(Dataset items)
** Begin **
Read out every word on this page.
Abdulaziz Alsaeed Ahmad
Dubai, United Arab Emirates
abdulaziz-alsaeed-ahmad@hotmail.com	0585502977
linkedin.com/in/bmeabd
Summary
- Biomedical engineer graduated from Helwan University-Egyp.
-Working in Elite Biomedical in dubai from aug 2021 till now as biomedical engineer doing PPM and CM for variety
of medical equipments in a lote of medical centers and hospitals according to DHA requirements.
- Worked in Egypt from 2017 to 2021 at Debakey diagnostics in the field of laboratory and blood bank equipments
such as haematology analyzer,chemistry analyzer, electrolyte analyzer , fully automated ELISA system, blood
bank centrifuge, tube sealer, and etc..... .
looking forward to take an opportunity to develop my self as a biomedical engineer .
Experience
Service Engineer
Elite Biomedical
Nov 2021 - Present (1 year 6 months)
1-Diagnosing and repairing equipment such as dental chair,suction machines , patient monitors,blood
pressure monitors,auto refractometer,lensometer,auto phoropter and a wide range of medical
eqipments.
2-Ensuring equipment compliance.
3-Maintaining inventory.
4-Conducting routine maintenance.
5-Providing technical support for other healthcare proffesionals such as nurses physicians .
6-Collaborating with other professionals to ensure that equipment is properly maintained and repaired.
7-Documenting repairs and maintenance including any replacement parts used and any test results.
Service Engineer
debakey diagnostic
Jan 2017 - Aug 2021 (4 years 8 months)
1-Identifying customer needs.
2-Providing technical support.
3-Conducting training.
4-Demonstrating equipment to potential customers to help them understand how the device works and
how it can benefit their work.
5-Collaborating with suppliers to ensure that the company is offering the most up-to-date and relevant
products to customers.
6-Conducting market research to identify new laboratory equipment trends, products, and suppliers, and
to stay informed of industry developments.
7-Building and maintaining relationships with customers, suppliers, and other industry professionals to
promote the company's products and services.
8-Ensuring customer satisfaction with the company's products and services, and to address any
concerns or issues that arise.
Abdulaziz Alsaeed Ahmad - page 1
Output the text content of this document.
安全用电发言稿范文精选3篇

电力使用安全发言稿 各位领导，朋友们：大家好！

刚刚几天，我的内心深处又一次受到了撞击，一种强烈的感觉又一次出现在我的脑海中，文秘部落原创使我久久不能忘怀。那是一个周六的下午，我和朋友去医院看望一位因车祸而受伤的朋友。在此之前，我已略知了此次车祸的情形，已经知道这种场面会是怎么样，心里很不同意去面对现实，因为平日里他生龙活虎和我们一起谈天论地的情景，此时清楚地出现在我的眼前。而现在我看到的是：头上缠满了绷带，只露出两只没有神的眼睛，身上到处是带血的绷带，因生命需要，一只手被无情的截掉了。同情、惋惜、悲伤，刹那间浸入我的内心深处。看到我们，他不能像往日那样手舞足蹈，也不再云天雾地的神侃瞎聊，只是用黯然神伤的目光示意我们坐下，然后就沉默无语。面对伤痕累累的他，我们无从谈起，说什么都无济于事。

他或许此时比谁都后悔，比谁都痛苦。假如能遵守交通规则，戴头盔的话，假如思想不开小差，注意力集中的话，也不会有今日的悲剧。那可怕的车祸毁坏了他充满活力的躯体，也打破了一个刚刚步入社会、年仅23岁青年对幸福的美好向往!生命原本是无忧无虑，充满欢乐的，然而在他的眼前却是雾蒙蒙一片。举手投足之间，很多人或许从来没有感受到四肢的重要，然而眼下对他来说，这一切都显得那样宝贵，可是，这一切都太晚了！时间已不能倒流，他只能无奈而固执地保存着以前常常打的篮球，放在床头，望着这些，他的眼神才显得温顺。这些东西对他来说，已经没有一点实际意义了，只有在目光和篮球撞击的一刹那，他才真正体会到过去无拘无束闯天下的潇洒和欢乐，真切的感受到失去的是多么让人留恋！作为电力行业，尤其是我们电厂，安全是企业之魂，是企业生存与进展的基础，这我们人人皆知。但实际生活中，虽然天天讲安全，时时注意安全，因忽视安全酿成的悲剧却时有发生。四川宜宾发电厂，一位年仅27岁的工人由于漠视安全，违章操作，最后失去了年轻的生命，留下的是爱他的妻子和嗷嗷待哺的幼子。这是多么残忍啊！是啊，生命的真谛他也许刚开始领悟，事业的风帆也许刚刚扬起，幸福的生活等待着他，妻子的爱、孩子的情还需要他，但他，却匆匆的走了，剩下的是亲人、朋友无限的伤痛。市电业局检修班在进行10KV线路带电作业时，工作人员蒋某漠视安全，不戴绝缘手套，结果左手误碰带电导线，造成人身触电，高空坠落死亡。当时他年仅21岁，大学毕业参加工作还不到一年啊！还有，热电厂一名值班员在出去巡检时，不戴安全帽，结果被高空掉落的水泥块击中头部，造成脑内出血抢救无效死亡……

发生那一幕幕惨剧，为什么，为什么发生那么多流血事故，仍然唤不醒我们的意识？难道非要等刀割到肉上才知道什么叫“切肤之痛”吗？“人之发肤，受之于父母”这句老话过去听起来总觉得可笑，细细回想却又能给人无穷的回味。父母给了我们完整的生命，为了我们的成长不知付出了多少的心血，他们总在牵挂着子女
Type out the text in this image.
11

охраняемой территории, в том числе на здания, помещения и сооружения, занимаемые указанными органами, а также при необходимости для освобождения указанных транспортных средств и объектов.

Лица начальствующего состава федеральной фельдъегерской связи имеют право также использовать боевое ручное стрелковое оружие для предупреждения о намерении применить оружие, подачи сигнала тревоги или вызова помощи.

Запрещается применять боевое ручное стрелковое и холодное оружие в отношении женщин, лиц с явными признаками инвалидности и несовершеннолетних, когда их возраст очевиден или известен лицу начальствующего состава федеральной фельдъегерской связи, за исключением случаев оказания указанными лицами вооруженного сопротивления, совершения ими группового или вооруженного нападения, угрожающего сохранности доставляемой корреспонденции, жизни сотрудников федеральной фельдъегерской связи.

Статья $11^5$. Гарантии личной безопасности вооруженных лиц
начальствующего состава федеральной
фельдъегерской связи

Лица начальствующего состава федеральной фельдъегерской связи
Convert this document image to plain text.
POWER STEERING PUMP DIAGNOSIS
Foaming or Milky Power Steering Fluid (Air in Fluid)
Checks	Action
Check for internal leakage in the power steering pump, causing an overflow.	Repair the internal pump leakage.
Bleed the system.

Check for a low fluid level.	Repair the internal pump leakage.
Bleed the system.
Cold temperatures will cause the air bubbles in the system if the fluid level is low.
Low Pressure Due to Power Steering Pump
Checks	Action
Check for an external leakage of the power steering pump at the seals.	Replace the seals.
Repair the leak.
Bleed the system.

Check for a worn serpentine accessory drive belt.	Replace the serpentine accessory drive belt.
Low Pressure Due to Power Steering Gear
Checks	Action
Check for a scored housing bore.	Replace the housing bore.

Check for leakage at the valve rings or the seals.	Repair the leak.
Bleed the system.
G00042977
** End **
- [Problem statement]
Reproduce the listing above word for word.

- [Written solution]
Read out every word on this page.
Abdulaziz Alsaeed Ahmad
Dubai, United Arab Emirates
abdulaziz-alsaeed-ahmad@hotmail.com	0585502977
linkedin.com/in/bmeabd
Summary
- Biomedical engineer graduated from Helwan University-Egyp.
-Working in Elite Biomedical in dubai from aug 2021 till now as biomedical engineer doing PPM and CM for variety
of medical equipments in a lote of medical centers and hospitals according to DHA requirements.
- Worked in Egypt from 2017 to 2021 at Debakey diagnostics in the field of laboratory and blood bank equipments
such as haematology analyzer,chemistry analyzer, electrolyte analyzer , fully automated ELISA system, blood
bank centrifuge, tube sealer, and etc..... .
looking forward to take an opportunity to develop my self as a biomedical engineer .
Experience
Service Engineer
Elite Biomedical
Nov 2021 - Present (1 year 6 months)
1-Diagnosing and repairing equipment such as dental chair,suction machines , patient monitors,blood
pressure monitors,auto refractometer,lensometer,auto phoropter and a wide range of medical
eqipments.
2-Ensuring equipment compliance.
3-Maintaining inventory.
4-Conducting routine maintenance.
5-Providing technical support for other healthcare proffesionals such as nurses physicians .
6-Collaborating with other professionals to ensure that equipment is properly maintained and repaired.
7-Documenting repairs and maintenance including any replacement parts used and any test results.
Service Engineer
debakey diagnostic
Jan 2017 - Aug 2021 (4 years 8 months)
1-Identifying customer needs.
2-Providing technical support.
3-Conducting training.
4-Demonstrating equipment to potential customers to help them understand how the device works and
how it can benefit their work.
5-Collaborating with suppliers to ensure that the company is offering the most up-to-date and relevant
products to customers.
6-Conducting market research to identify new laboratory equipment trends, products, and suppliers, and
to stay informed of industry developments.
7-Building and maintaining relationships with customers, suppliers, and other industry professionals to
promote the company's products and services.
8-Ensuring customer satisfaction with the company's products and services, and to address any
concerns or issues that arise.
Abdulaziz Alsaeed Ahmad - page 1
Output the text content of this document.
安全用电发言稿范文精选3篇

电力使用安全发言稿 各位领导，朋友们：大家好！

刚刚几天，我的内心深处又一次受到了撞击，一种强烈的感觉又一次出现在我的脑海中，文秘部落原创使我久久不能忘怀。那是一个周六的下午，我和朋友去医院看望一位因车祸而受伤的朋友。在此之前，我已略知了此次车祸的情形，已经知道这种场面会是怎么样，心里很不同意去面对现实，因为平日里他生龙活虎和我们一起谈天论地的情景，此时清楚地出现在我的眼前。而现在我看到的是：头上缠满了绷带，只露出两只没有神的眼睛，身上到处是带血的绷带，因生命需要，一只手被无情的截掉了。同情、惋惜、悲伤，刹那间浸入我的内心深处。看到我们，他不能像往日那样手舞足蹈，也不再云天雾地的神侃瞎聊，只是用黯然神伤的目光示意我们坐下，然后就沉默无语。面对伤痕累累的他，我们无从谈起，说什么都无济于事。

他或许此时比谁都后悔，比谁都痛苦。假如能遵守交通规则，戴头盔的话，假如思想不开小差，注意力集中的话，也不会有今日的悲剧。那可怕的车祸毁坏了他充满活力的躯体，也打破了一个刚刚步入社会、年仅23岁青年对幸福的美好向往!生命原本是无忧无虑，充满欢乐的，然而在他的眼前却是雾蒙蒙一片。举手投足之间，很多人或许从来没有感受到四肢的重要，然而眼下对他来说，这一切都显得那样宝贵，可是，这一切都太晚了！时间已不能倒流，他只能无奈而固执地保存着以前常常打的篮球，放在床头，望着这些，他的眼神才显得温顺。这些东西对他来说，已经没有一点实际意义了，只有在目光和篮球撞击的一刹那，他才真正体会到过去无拘无束闯天下的潇洒和欢乐，真切的感受到失去的是多么让人留恋！作为电力行业，尤其是我们电厂，安全是企业之魂，是企业生存与进展的基础，这我们人人皆知。但实际生活中，虽然天天讲安全，时时注意安全，因忽视安全酿成的悲剧却时有发生。四川宜宾发电厂，一位年仅27岁的工人由于漠视安全，违章操作，最后失去了年轻的生命，留下的是爱他的妻子和嗷嗷待哺的幼子。这是多么残忍啊！是啊，生命的真谛他也许刚开始领悟，事业的风帆也许刚刚扬起，幸福的生活等待着他，妻子的爱、孩子的情还需要他，但他，却匆匆的走了，剩下的是亲人、朋友无限的伤痛。市电业局检修班在进行10KV线路带电作业时，工作人员蒋某漠视安全，不戴绝缘手套，结果左手误碰带电导线，造成人身触电，高空坠落死亡。当时他年仅21岁，大学毕业参加工作还不到一年啊！还有，热电厂一名值班员在出去巡检时，不戴安全帽，结果被高空掉落的水泥块击中头部，造成脑内出血抢救无效死亡……

发生那一幕幕惨剧，为什么，为什么发生那么多流血事故，仍然唤不醒我们的意识？难道非要等刀割到肉上才知道什么叫“切肤之痛”吗？“人之发肤，受之于父母”这句老话过去听起来总觉得可笑，细细回想却又能给人无穷的回味。父母给了我们完整的生命，为了我们的成长不知付出了多少的心血，他们总在牵挂着子女
Type out the text in this image.
11

охраняемой территории, в том числе на здания, помещения и сооружения, занимаемые указанными органами, а также при необходимости для освобождения указанных транспортных средств и объектов.

Лица начальствующего состава федеральной фельдъегерской связи имеют право также использовать боевое ручное стрелковое оружие для предупреждения о намерении применить оружие, подачи сигнала тревоги или вызова помощи.

Запрещается применять боевое ручное стрелковое и холодное оружие в отношении женщин, лиц с явными признаками инвалидности и несовершеннолетних, когда их возраст очевиден или известен лицу начальствующего состава федеральной фельдъегерской связи, за исключением случаев оказания указанными лицами вооруженного сопротивления, совершения ими группового или вооруженного нападения, угрожающего сохранности доставляемой корреспонденции, жизни сотрудников федеральной фельдъегерской связи.

Статья $11^5$. Гарантии личной безопасности вооруженных лиц
начальствующего состава федеральной
фельдъегерской связи

Лица начальствующего состава федеральной фельдъегерской связи
Convert this document image to plain text.
POWER STEERING PUMP DIAGNOSIS
Foaming or Milky Power Steering Fluid (Air in Fluid)
Checks	Action
Check for internal leakage in the power steering pump, causing an overflow.	Repair the internal pump leakage.
Bleed the system.

Check for a low fluid level.	Repair the internal pump leakage.
Bleed the system.
Cold temperatures will cause the air bubbles in the system if the fluid level is low.
Low Pressure Due to Power Steering Pump
Checks	Action
Check for an external leakage of the power steering pump at the seals.	Replace the seals.
Repair the leak.
Bleed the system.

Check for a worn serpentine accessory drive belt.	Replace the serpentine accessory drive belt.
Low Pressure Due to Power Steering Gear
Checks	Action
Check for a scored housing bore.	Replace the housing bore.

Check for leakage at the valve rings or the seals.	Repair the leak.
Bleed the system.
G00042977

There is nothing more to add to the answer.